| Stated exercise |
Write out exactly the lines between the line containing "Output the text content of this document." and the end of the records, counting both ends, and leave out all pictures.

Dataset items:
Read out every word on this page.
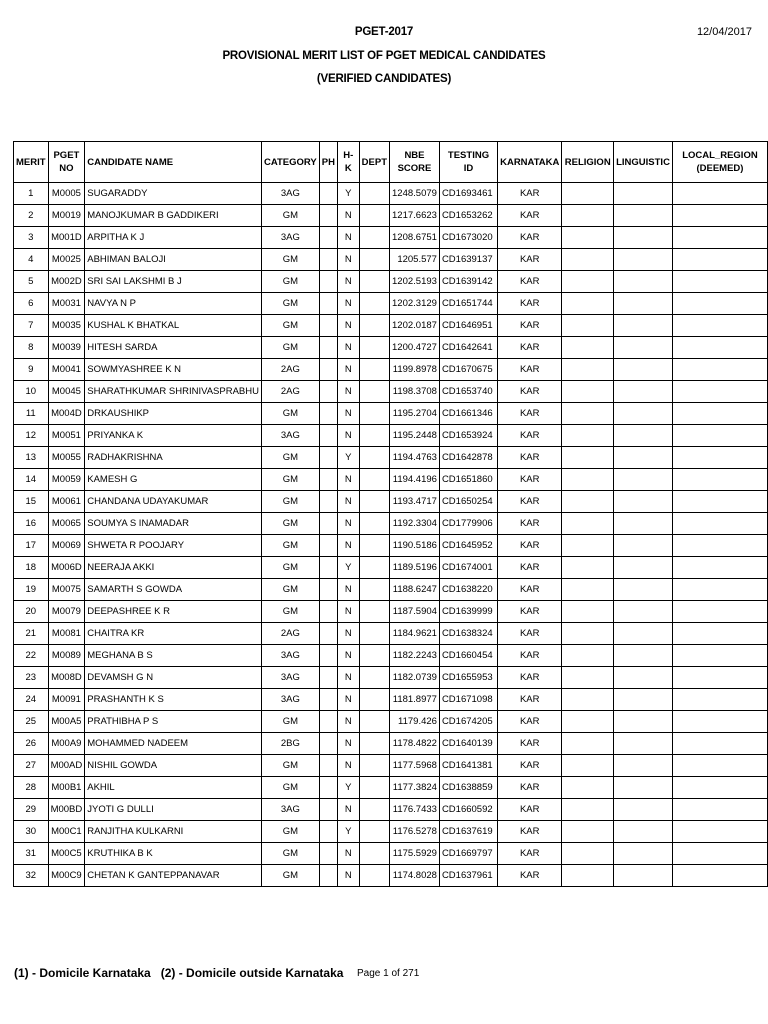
PGET-2017
PROVISIONAL MERIT LIST OF PGET MEDICAL CANDIDATES
(VERIFIED CANDIDATES)
12/04/2017
MERIT	PGET NO	CANDIDATE NAME	CATEGORY	PH	H-K	DEPT	NBE SCORE	TESTING ID	KARNATAKA	RELIGION	LINGUISTIC	LOCAL_REGION (DEEMED)
1	M0005	SUGARADDY	3AG		Y		1248.5079	CD1693461	KAR			
2	M0019	MANOJKUMAR B GADDIKERI	GM		N		1217.6623	CD1653262	KAR			
3	M001D	ARPITHA K J	3AG		N		1208.6751	CD1673020	KAR			
4	M0025	ABHIMAN BALOJI	GM		N		1205.577	CD1639137	KAR			
5	M002D	SRI SAI LAKSHMI B J	GM		N		1202.5193	CD1639142	KAR			
6	M0031	NAVYA N P	GM		N		1202.3129	CD1651744	KAR			
7	M0035	KUSHAL K BHATKAL	GM		N		1202.0187	CD1646951	KAR			
8	M0039	HITESH SARDA	GM		N		1200.4727	CD1642641	KAR			
9	M0041	SOWMYASHREE K N	2AG		N		1199.8978	CD1670675	KAR			
10	M0045	SHARATHKUMAR SHRINIVASPRABHU	2AG		N		1198.3708	CD1653740	KAR			
11	M004D	DRKAUSHIKP	GM		N		1195.2704	CD1661346	KAR			
12	M0051	PRIYANKA K	3AG		N		1195.2448	CD1653924	KAR			
13	M0055	RADHAKRISHNA	GM		Y		1194.4763	CD1642878	KAR			
14	M0059	KAMESH G	GM		N		1194.4196	CD1651860	KAR			
15	M0061	CHANDANA UDAYAKUMAR	GM		N		1193.4717	CD1650254	KAR			
16	M0065	SOUMYA S INAMADAR	GM		N		1192.3304	CD1779906	KAR			
17	M0069	SHWETA R POOJARY	GM		N		1190.5186	CD1645952	KAR			
18	M006D	NEERAJA AKKI	GM		Y		1189.5196	CD1674001	KAR			
19	M0075	SAMARTH S GOWDA	GM		N		1188.6247	CD1638220	KAR			
20	M0079	DEEPASHREE K R	GM		N		1187.5904	CD1639999	KAR			
21	M0081	CHAITRA KR	2AG		N		1184.9621	CD1638324	KAR			
22	M0089	MEGHANA B S	3AG		N		1182.2243	CD1660454	KAR			
23	M008D	DEVAMSH G N	3AG		N		1182.0739	CD1655953	KAR			
24	M0091	PRASHANTH K S	3AG		N		1181.8977	CD1671098	KAR			
25	M00A5	PRATHIBHA P S	GM		N		1179.426	CD1674205	KAR			
26	M00A9	MOHAMMED NADEEM	2BG		N		1178.4822	CD1640139	KAR			
27	M00AD	NISHIL GOWDA	GM		N		1177.5968	CD1641381	KAR			
28	M00B1	AKHIL	GM		Y		1177.3824	CD1638859	KAR			
29	M00BD	JYOTI G DULLI	3AG		N		1176.7433	CD1660592	KAR			
30	M00C1	RANJITHA KULKARNI	GM		Y		1176.5278	CD1637619	KAR			
31	M00C5	KRUTHIKA B K	GM		N		1175.5929	CD1669797	KAR			
32	M00C9	CHETAN K GANTEPPANAVAR	GM		N		1174.8028	CD1637961	KAR			
(1) - Domicile Karnataka   (2) - Domicile outside Karnataka Page 1 of 271
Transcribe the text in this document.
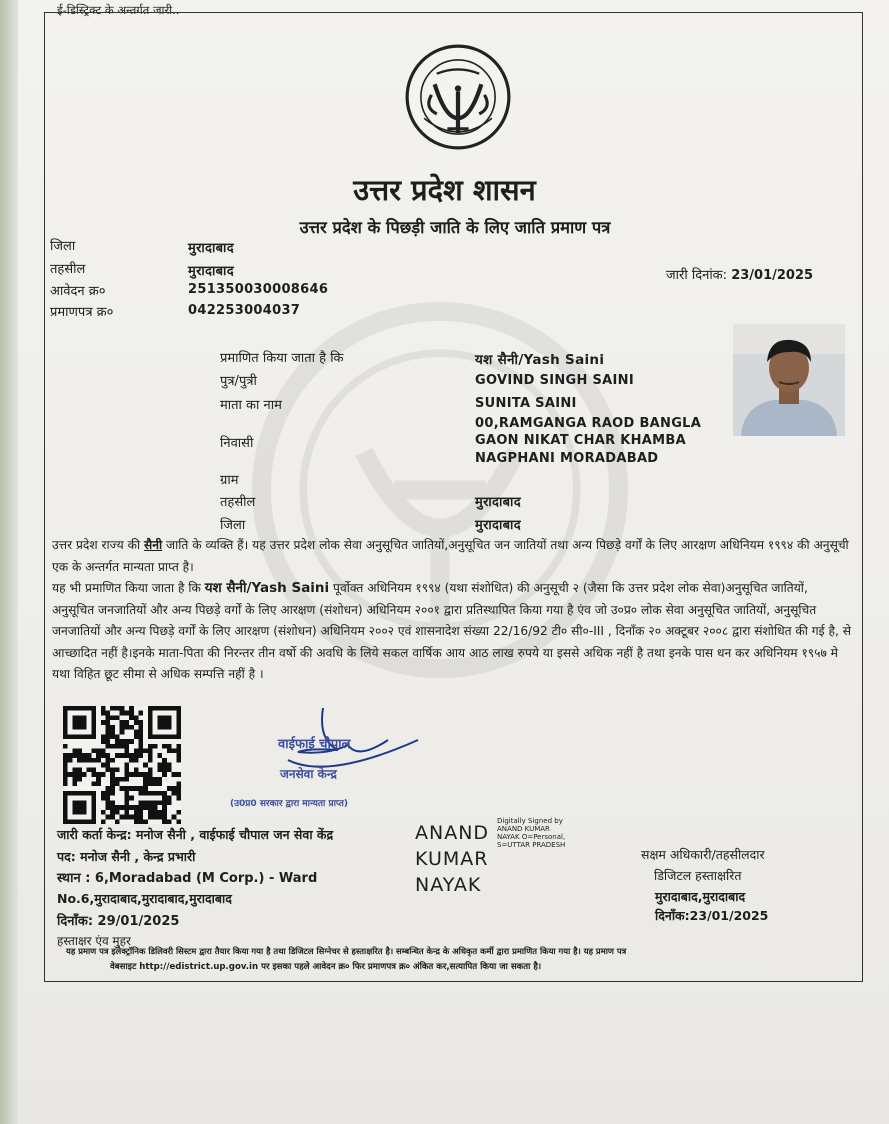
ई-डिस्ट्रिक्ट के अन्तर्गत जारी..
उत्तर प्रदेश शासन
उत्तर प्रदेश के पिछड़ी जाति के लिए जाति प्रमाण पत्र
जिला	मुरादाबाद
तहसील	मुरादाबाद
आवेदन क्र०	251350030008646
प्रमाणपत्र क्र०	042253004037
जारी दिनांक: 23/01/2025
प्रमाणित किया जाता है कि	यश सैनी/Yash Saini
पुत्र/पुत्री	GOVIND SINGH SAINI
माता का नाम	SUNITA SAINI
00,RAMGANGA RAOD BANGLA
निवासी	GAON NIKAT CHAR KHAMBA
NAGPHANI MORADABAD
ग्राम
तहसील	मुरादाबाद
जिला	मुरादाबाद
उत्तर प्रदेश राज्य की सैनी जाति के व्यक्ति हैं। यह उत्तर प्रदेश लोक सेवा अनुसूचित जातियों,अनुसूचित जन जातियों तथा अन्य पिछड़े वर्गों के लिए आरक्षण अधिनियम १९९४ की अनुसूची एक के अन्तर्गत मान्यता प्राप्त है।
यह भी प्रमाणित किया जाता है कि यश सैनी/Yash Saini पूर्वोक्त अधिनियम १९९४ (यथा संशोधित) की अनुसूची २ (जैसा कि उत्तर प्रदेश लोक सेवा)अनुसूचित जातियों, अनुसूचित जनजातियों और अन्य पिछड़े वर्गों के लिए आरक्षण (संशोधन) अधिनियम २००१ द्वारा प्रतिस्थापित किया गया है एंव जो उ०प्र० लोक सेवा अनुसूचित जातियों, अनुसूचित जनजातियों और अन्य पिछड़े वर्गों के लिए आरक्षण (संशोधन) अधिनियम २००२ एवं शासनादेश संख्या 22/16/92 टी० सी०-III , दिनाँक २० अक्टूबर २००८ द्वारा संशोधित की गई है, से आच्छादित नहीं है।इनके माता-पिता की निरन्तर तीन वर्षो की अवधि के लिये सकल वार्षिक आय आठ लाख रुपये या इससे अधिक नहीं है तथा इनके पास धन कर अधिनियम १९५७ मे यथा विहित छूट सीमा से अधिक सम्पत्ति नहीं है ।
वाईफाई चौपाल
जनसेवा केन्द्र
(उ0प्र0 सरकार द्वारा मान्यता प्राप्त)
जारी कर्ता केन्द्र: मनोज सैनी , वाईफाई चौपाल जन सेवा केंद्र
पद: मनोज सैनी , केन्द्र प्रभारी
स्थान : 6,Moradabad (M Corp.) - Ward
No.6,मुरादाबाद,मुरादाबाद,मुरादाबाद
दिनाँक: 29/01/2025
हस्ताक्षर एंव मुहर
ANAND
KUMAR
NAYAK
Digitally Signed by
ANAND KUMAR
NAYAK O=Personal,
S=UTTAR PRADESH
सक्षम अधिकारी/तहसीलदार
डिजिटल हस्ताक्षरित
मुरादाबाद,मुरादाबाद
दिनाँक:23/01/2025
यह प्रमाण पत्र इलेक्ट्रॉनिक डिलिवरी सिस्टम द्वारा तैयार किया गया है तथा डिजिटल सिग्नेचर से हस्ताक्षरित है। सम्बन्धित केन्द्र के अधिकृत कर्मी द्वारा प्रमाणित किया गया है। यह प्रमाण पत्र
वेबसाइट http://edistrict.up.gov.in पर इसका पहले आवेदन क्र० फिर प्रमाणपत्र क्र० अंकित कर,सत्यापित किया जा सकता है।
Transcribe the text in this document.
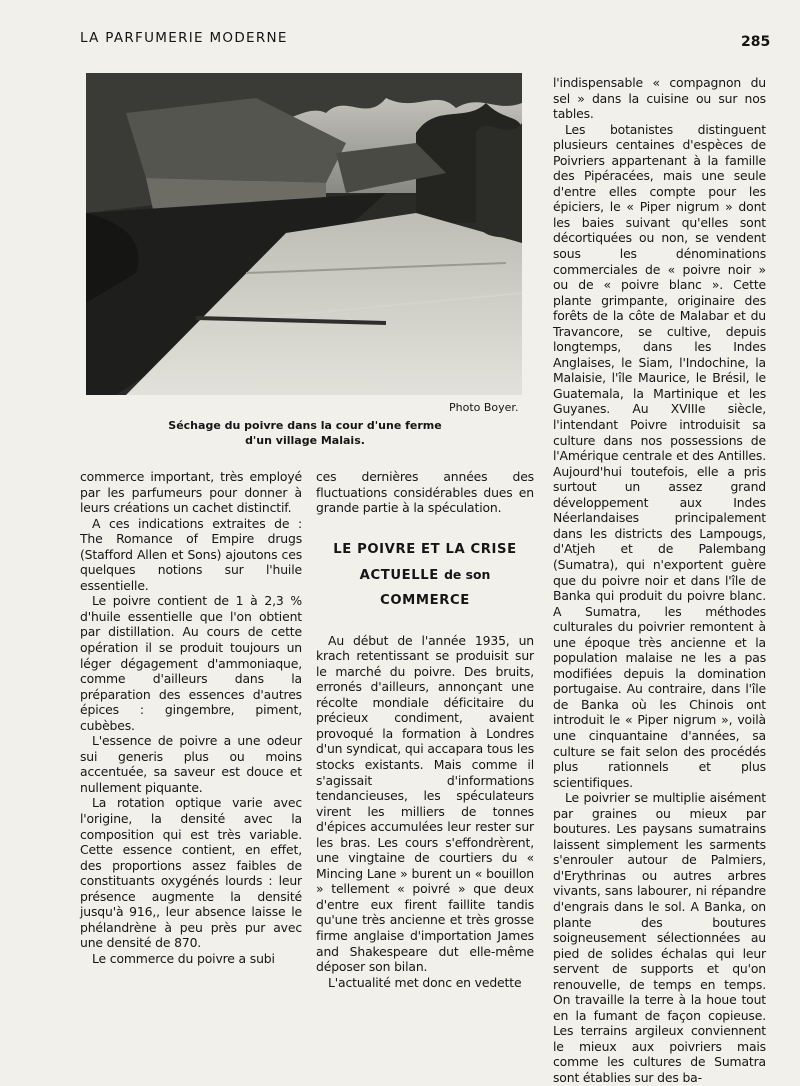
LA PARFUMERIE MODERNE	285
Photo Boyer.
Séchage du poivre dans la cour d'une ferme
d'un village Malais.

commerce important, très employé par les parfumeurs pour donner à leurs créations un cachet distinctif.

A ces indications extraites de : The Romance of Empire drugs (Stafford Allen et Sons) ajoutons ces quelques notions sur l'huile essentielle.

Le poivre contient de 1 à 2,3 % d'huile essentielle que l'on obtient par distillation. Au cours de cette opération il se produit toujours un léger dégagement d'ammoniaque, comme d'ailleurs dans la préparation des essences d'autres épices : gingembre, piment, cubèbes.

L'essence de poivre a une odeur sui generis plus ou moins accentuée, sa saveur est douce et nullement piquante.

La rotation optique varie avec l'origine, la densité avec la composition qui est très variable. Cette essence contient, en effet, des proportions assez faibles de constituants oxygénés lourds : leur présence augmente la densité jusqu'à 916,, leur absence laisse le phélandrène à peu près pur avec une densité de 870.

Le commerce du poivre a subi

ces dernières années des fluctuations considérables dues en grande partie à la spéculation.

LE POIVRE ET LA CRISE
ACTUELLE de son COMMERCE

Au début de l'année 1935, un krach retentissant se produisit sur le marché du poivre. Des bruits, erronés d'ailleurs, annonçant une récolte mondiale déficitaire du précieux condiment, avaient provoqué la formation à Londres d'un syndicat, qui accapara tous les stocks existants. Mais comme il s'agissait d'informations tendancieuses, les spéculateurs virent les milliers de tonnes d'épices accumulées leur rester sur les bras. Les cours s'effondrèrent, une vingtaine de courtiers du « Mincing Lane » burent un « bouillon » tellement « poivré » que deux d'entre eux firent faillite tandis qu'une très ancienne et très grosse firme anglaise d'importation James and Shakespeare dut elle-même déposer son bilan.

L'actualité met donc en vedette

l'indispensable « compagnon du sel » dans la cuisine ou sur nos tables.

Les botanistes distinguent plusieurs centaines d'espèces de Poivriers appartenant à la famille des Pipéracées, mais une seule d'entre elles compte pour les épiciers, le « Piper nigrum » dont les baies suivant qu'elles sont décortiquées ou non, se vendent sous les dénominations commerciales de « poivre noir » ou de « poivre blanc ». Cette plante grimpante, originaire des forêts de la côte de Malabar et du Travancore, se cultive, depuis longtemps, dans les Indes Anglaises, le Siam, l'Indochine, la Malaisie, l'île Maurice, le Brésil, le Guatemala, la Martinique et les Guyanes. Au XVIIIe siècle, l'intendant Poivre introduisit sa culture dans nos possessions de l'Amérique centrale et des Antilles. Aujourd'hui toutefois, elle a pris surtout un assez grand développement aux Indes Néerlandaises principalement dans les districts des Lampougs, d'Atjeh et de Palembang (Sumatra), qui n'exportent guère que du poivre noir et dans l'île de Banka qui produit du poivre blanc. A Sumatra, les méthodes culturales du poivrier remontent à une époque très ancienne et la population malaise ne les a pas modifiées depuis la domination portugaise. Au contraire, dans l'île de Banka où les Chinois ont introduit le « Piper nigrum », voilà une cinquantaine d'années, sa culture se fait selon des procédés plus rationnels et plus scientifiques.

Le poivrier se multiplie aisément par graines ou mieux par boutures. Les paysans sumatrains laissent simplement les sarments s'enrouler autour de Palmiers, d'Erythrinas ou autres arbres vivants, sans labourer, ni répandre d'engrais dans le sol. A Banka, on plante des boutures soigneusement sélectionnées au pied de solides échalas qui leur servent de supports et qu'on renouvelle, de temps en temps. On travaille la terre à la houe tout en la fumant de façon copieuse. Les terrains argileux conviennent le mieux aux poivriers mais comme les cultures de Sumatra sont établies sur des ba-
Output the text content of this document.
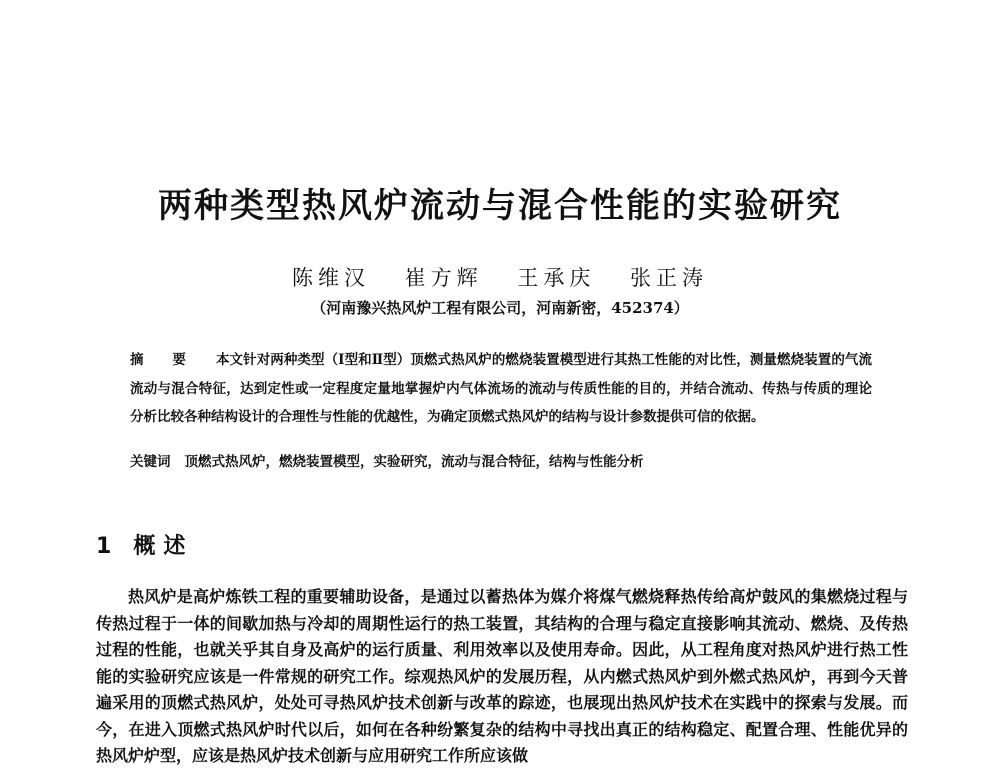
两种类型热风炉流动与混合性能的实验研究
陈维汉 崔方辉 王承庆 张正涛
（河南豫兴热风炉工程有限公司，河南新密，452374）
摘 要 本文针对两种类型（Ⅰ型和Ⅱ型）顶燃式热风炉的燃烧装置模型进行其热工性能的对比性，测量燃烧装置的气流流动与混合特征，达到定性或一定程度定量地掌握炉内气体流场的流动与传质性能的目的，并结合流动、传热与传质的理论分析比较各种结构设计的合理性与性能的优越性，为确定顶燃式热风炉的结构与设计参数提供可信的依据。
关键词 顶燃式热风炉，燃烧装置模型，实验研究，流动与混合特征，结构与性能分析
1 概述
热风炉是高炉炼铁工程的重要辅助设备，是通过以蓄热体为媒介将煤气燃烧释热传给高炉鼓风的集燃烧过程与传热过程于一体的间歇加热与冷却的周期性运行的热工装置，其结构的合理与稳定直接影响其流动、燃烧、及传热过程的性能，也就关乎其自身及高炉的运行质量、利用效率以及使用寿命。因此，从工程角度对热风炉进行热工性能的实验研究应该是一件常规的研究工作。综观热风炉的发展历程，从内燃式热风炉到外燃式热风炉，再到今天普遍采用的顶燃式热风炉，处处可寻热风炉技术创新与改革的踪迹，也展现出热风炉技术在实践中的探索与发展。而今，在进入顶燃式热风炉时代以后，如何在各种纷繁复杂的结构中寻找出真正的结构稳定、配置合理、性能优异的热风炉炉型，应该是热风炉技术创新与应用研究工作所应该做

| Exercise solution |
Output the text content of this document.
两种类型热风炉流动与混合性能的实验研究
陈维汉 崔方辉 王承庆 张正涛
（河南豫兴热风炉工程有限公司，河南新密，452374）
摘 要 本文针对两种类型（Ⅰ型和Ⅱ型）顶燃式热风炉的燃烧装置模型进行其热工性能的对比性，测量燃烧装置的气流流动与混合特征，达到定性或一定程度定量地掌握炉内气体流场的流动与传质性能的目的，并结合流动、传热与传质的理论分析比较各种结构设计的合理性与性能的优越性，为确定顶燃式热风炉的结构与设计参数提供可信的依据。
关键词 顶燃式热风炉，燃烧装置模型，实验研究，流动与混合特征，结构与性能分析
1 概述
热风炉是高炉炼铁工程的重要辅助设备，是通过以蓄热体为媒介将煤气燃烧释热传给高炉鼓风的集燃烧过程与传热过程于一体的间歇加热与冷却的周期性运行的热工装置，其结构的合理与稳定直接影响其流动、燃烧、及传热过程的性能，也就关乎其自身及高炉的运行质量、利用效率以及使用寿命。因此，从工程角度对热风炉进行热工性能的实验研究应该是一件常规的研究工作。综观热风炉的发展历程，从内燃式热风炉到外燃式热风炉，再到今天普遍采用的顶燃式热风炉，处处可寻热风炉技术创新与改革的踪迹，也展现出热风炉技术在实践中的探索与发展。而今，在进入顶燃式热风炉时代以后，如何在各种纷繁复杂的结构中寻找出真正的结构稳定、配置合理、性能优异的热风炉炉型，应该是热风炉技术创新与应用研究工作所应该做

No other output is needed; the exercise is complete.